= Exercise prompt =
Print the listing in its entirety and exactly, leaving out images.

= Data =
○ ○ ○ ○
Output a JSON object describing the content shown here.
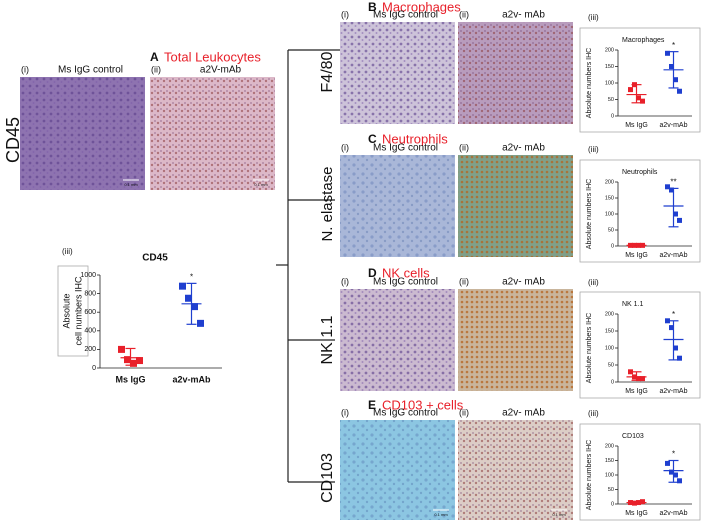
{
  "panels": [
    {
      "letter": "A",
      "title": "Total Leukocytes",
      "marker": "CD45",
      "images": [
        {
          "label": "(i)",
          "caption": "Ms IgG control",
          "scale": "0.1 mm"
        },
        {
          "label": "(ii)",
          "caption": "a2V-mAb",
          "scale": "0.1 mm"
        }
      ],
      "chart": {
        "type": "scatter",
        "label": "(iii)",
        "title": "CD45",
        "ylabel": [
          "Absolute",
          "cell numbers IHC"
        ],
        "categories": [
          "Ms IgG",
          "a2v-mAb"
        ],
        "ylim": [
          0,
          1000
        ],
        "yticks": [
          0,
          200,
          400,
          600,
          800,
          1000
        ],
        "groups": [
          {
            "color": "#e8202a",
            "values": [
              200,
              90,
              50,
              80
            ],
            "mean": 110,
            "error": [
              30,
              210
            ]
          },
          {
            "color": "#1f3fcf",
            "values": [
              880,
              750,
              660,
              480
            ],
            "mean": 690,
            "error": [
              470,
              910
            ]
          }
        ],
        "annotation": "*"
      }
    },
    {
      "letter": "B",
      "title": "Macrophages",
      "marker": "F4/80",
      "images": [
        {
          "label": "(i)",
          "caption": "Ms IgG control"
        },
        {
          "label": "(ii)",
          "caption": "a2v- mAb"
        }
      ],
      "chart": {
        "type": "scatter",
        "label": "(iii)",
        "title": "Macrophages",
        "ylabel": [
          "Absolute numbers IHC"
        ],
        "categories": [
          "Ms IgG",
          "a2v-mAb"
        ],
        "ylim": [
          0,
          200
        ],
        "yticks": [
          0,
          50,
          100,
          150,
          200
        ],
        "groups": [
          {
            "color": "#e8202a",
            "values": [
              80,
              95,
              55,
              45
            ],
            "mean": 65,
            "error": [
              40,
              95
            ]
          },
          {
            "color": "#1f3fcf",
            "values": [
              190,
              150,
              110,
              75
            ],
            "mean": 140,
            "error": [
              85,
              195
            ]
          }
        ],
        "annotation": "*"
      }
    },
    {
      "letter": "C",
      "title": "Neutrophils",
      "marker": "N. elastase",
      "images": [
        {
          "label": "(i)",
          "caption": "Ms IgG control"
        },
        {
          "label": "(ii)",
          "caption": "a2v- mAb"
        }
      ],
      "chart": {
        "type": "scatter",
        "label": "(iii)",
        "title": "Neutrophils",
        "ylabel": [
          "Absolute numbers IHC"
        ],
        "categories": [
          "Ms IgG",
          "a2v-mAb"
        ],
        "ylim": [
          0,
          200
        ],
        "yticks": [
          0,
          50,
          100,
          150,
          200
        ],
        "groups": [
          {
            "color": "#e8202a",
            "values": [
              2,
              2,
              2,
              2
            ],
            "mean": 2,
            "error": [
              1,
              3
            ]
          },
          {
            "color": "#1f3fcf",
            "values": [
              185,
              175,
              100,
              80
            ],
            "mean": 125,
            "error": [
              60,
              180
            ]
          }
        ],
        "annotation": "**"
      }
    },
    {
      "letter": "D",
      "title": "NK cells",
      "marker": "NK 1.1",
      "images": [
        {
          "label": "(i)",
          "caption": "Ms IgG control"
        },
        {
          "label": "(ii)",
          "caption": "a2v- mAb"
        }
      ],
      "chart": {
        "type": "scatter",
        "label": "(iii)",
        "title": "NK 1.1",
        "ylabel": [
          "Absolute numbers IHC"
        ],
        "categories": [
          "Ms IgG",
          "a2v-mAb"
        ],
        "ylim": [
          0,
          200
        ],
        "yticks": [
          0,
          50,
          100,
          150,
          200
        ],
        "groups": [
          {
            "color": "#e8202a",
            "values": [
              30,
              15,
              10,
              10
            ],
            "mean": 15,
            "error": [
              5,
              30
            ]
          },
          {
            "color": "#1f3fcf",
            "values": [
              180,
              160,
              100,
              70
            ],
            "mean": 125,
            "error": [
              65,
              180
            ]
          }
        ],
        "annotation": "*"
      }
    },
    {
      "letter": "E",
      "title": "CD103 + cells",
      "marker": "CD103",
      "images": [
        {
          "label": "(i)",
          "caption": "Ms IgG control",
          "scale": "0.1 mm"
        },
        {
          "label": "(ii)",
          "caption": "a2v- mAb",
          "scale": "0.1 mm"
        }
      ],
      "chart": {
        "type": "scatter",
        "label": "(iii)",
        "title": "CD103",
        "ylabel": [
          "Absolute numbers IHC"
        ],
        "categories": [
          "Ms IgG",
          "a2v-mAb"
        ],
        "ylim": [
          0,
          200
        ],
        "yticks": [
          0,
          50,
          100,
          150,
          200
        ],
        "groups": [
          {
            "color": "#e8202a",
            "values": [
              5,
              3,
              5,
              8
            ],
            "mean": 5,
            "error": [
              2,
              8
            ]
          },
          {
            "color": "#1f3fcf",
            "values": [
              140,
              110,
              100,
              80
            ],
            "mean": 115,
            "error": [
              75,
              150
            ]
          }
        ],
        "annotation": "*"
      }
    }
  ]
}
○ ○ ○ ○
= Reply =
Output a JSON object describing the content shown here.
{
  "panels": [
    {
      "letter": "A",
      "title": "Total Leukocytes",
      "marker": "CD45",
      "images": [
        {
          "label": "(i)",
          "caption": "Ms IgG control",
          "scale": "0.1 mm"
        },
        {
          "label": "(ii)",
          "caption": "a2V-mAb",
          "scale": "0.1 mm"
        }
      ],
      "chart": {
        "type": "scatter",
        "label": "(iii)",
        "title": "CD45",
        "ylabel": [
          "Absolute",
          "cell numbers IHC"
        ],
        "categories": [
          "Ms IgG",
          "a2v-mAb"
        ],
        "ylim": [
          0,
          1000
        ],
        "yticks": [
          0,
          200,
          400,
          600,
          800,
          1000
        ],
        "groups": [
          {
            "color": "#e8202a",
            "values": [
              200,
              90,
              50,
              80
            ],
            "mean": 110,
            "error": [
              30,
              210
            ]
          },
          {
            "color": "#1f3fcf",
            "values": [
              880,
              750,
              660,
              480
            ],
            "mean": 690,
            "error": [
              470,
              910
            ]
          }
        ],
        "annotation": "*"
      }
    },
    {
      "letter": "B",
      "title": "Macrophages",
      "marker": "F4/80",
      "images": [
        {
          "label": "(i)",
          "caption": "Ms IgG control"
        },
        {
          "label": "(ii)",
          "caption": "a2v- mAb"
        }
      ],
      "chart": {
        "type": "scatter",
        "label": "(iii)",
        "title": "Macrophages",
        "ylabel": [
          "Absolute numbers IHC"
        ],
        "categories": [
          "Ms IgG",
          "a2v-mAb"
        ],
        "ylim": [
          0,
          200
        ],
        "yticks": [
          0,
          50,
          100,
          150,
          200
        ],
        "groups": [
          {
            "color": "#e8202a",
            "values": [
              80,
              95,
              55,
              45
            ],
            "mean": 65,
            "error": [
              40,
              95
            ]
          },
          {
            "color": "#1f3fcf",
            "values": [
              190,
              150,
              110,
              75
            ],
            "mean": 140,
            "error": [
              85,
              195
            ]
          }
        ],
        "annotation": "*"
      }
    },
    {
      "letter": "C",
      "title": "Neutrophils",
      "marker": "N. elastase",
      "images": [
        {
          "label": "(i)",
          "caption": "Ms IgG control"
        },
        {
          "label": "(ii)",
          "caption": "a2v- mAb"
        }
      ],
      "chart": {
        "type": "scatter",
        "label": "(iii)",
        "title": "Neutrophils",
        "ylabel": [
          "Absolute numbers IHC"
        ],
        "categories": [
          "Ms IgG",
          "a2v-mAb"
        ],
        "ylim": [
          0,
          200
        ],
        "yticks": [
          0,
          50,
          100,
          150,
          200
        ],
        "groups": [
          {
            "color": "#e8202a",
            "values": [
              2,
              2,
              2,
              2
            ],
            "mean": 2,
            "error": [
              1,
              3
            ]
          },
          {
            "color": "#1f3fcf",
            "values": [
              185,
              175,
              100,
              80
            ],
            "mean": 125,
            "error": [
              60,
              180
            ]
          }
        ],
        "annotation": "**"
      }
    },
    {
      "letter": "D",
      "title": "NK cells",
      "marker": "NK 1.1",
      "images": [
        {
          "label": "(i)",
          "caption": "Ms IgG control"
        },
        {
          "label": "(ii)",
          "caption": "a2v- mAb"
        }
      ],
      "chart": {
        "type": "scatter",
        "label": "(iii)",
        "title": "NK 1.1",
        "ylabel": [
          "Absolute numbers IHC"
        ],
        "categories": [
          "Ms IgG",
          "a2v-mAb"
        ],
        "ylim": [
          0,
          200
        ],
        "yticks": [
          0,
          50,
          100,
          150,
          200
        ],
        "groups": [
          {
            "color": "#e8202a",
            "values": [
              30,
              15,
              10,
              10
            ],
            "mean": 15,
            "error": [
              5,
              30
            ]
          },
          {
            "color": "#1f3fcf",
            "values": [
              180,
              160,
              100,
              70
            ],
            "mean": 125,
            "error": [
              65,
              180
            ]
          }
        ],
        "annotation": "*"
      }
    },
    {
      "letter": "E",
      "title": "CD103 + cells",
      "marker": "CD103",
      "images": [
        {
          "label": "(i)",
          "caption": "Ms IgG control",
          "scale": "0.1 mm"
        },
        {
          "label": "(ii)",
          "caption": "a2v- mAb",
          "scale": "0.1 mm"
        }
      ],
      "chart": {
        "type": "scatter",
        "label": "(iii)",
        "title": "CD103",
        "ylabel": [
          "Absolute numbers IHC"
        ],
        "categories": [
          "Ms IgG",
          "a2v-mAb"
        ],
        "ylim": [
          0,
          200
        ],
        "yticks": [
          0,
          50,
          100,
          150,
          200
        ],
        "groups": [
          {
            "color": "#e8202a",
            "values": [
              5,
              3,
              5,
              8
            ],
            "mean": 5,
            "error": [
              2,
              8
            ]
          },
          {
            "color": "#1f3fcf",
            "values": [
              140,
              110,
              100,
              80
            ],
            "mean": 115,
            "error": [
              75,
              150
            ]
          }
        ],
        "annotation": "*"
      }
    }
  ]
}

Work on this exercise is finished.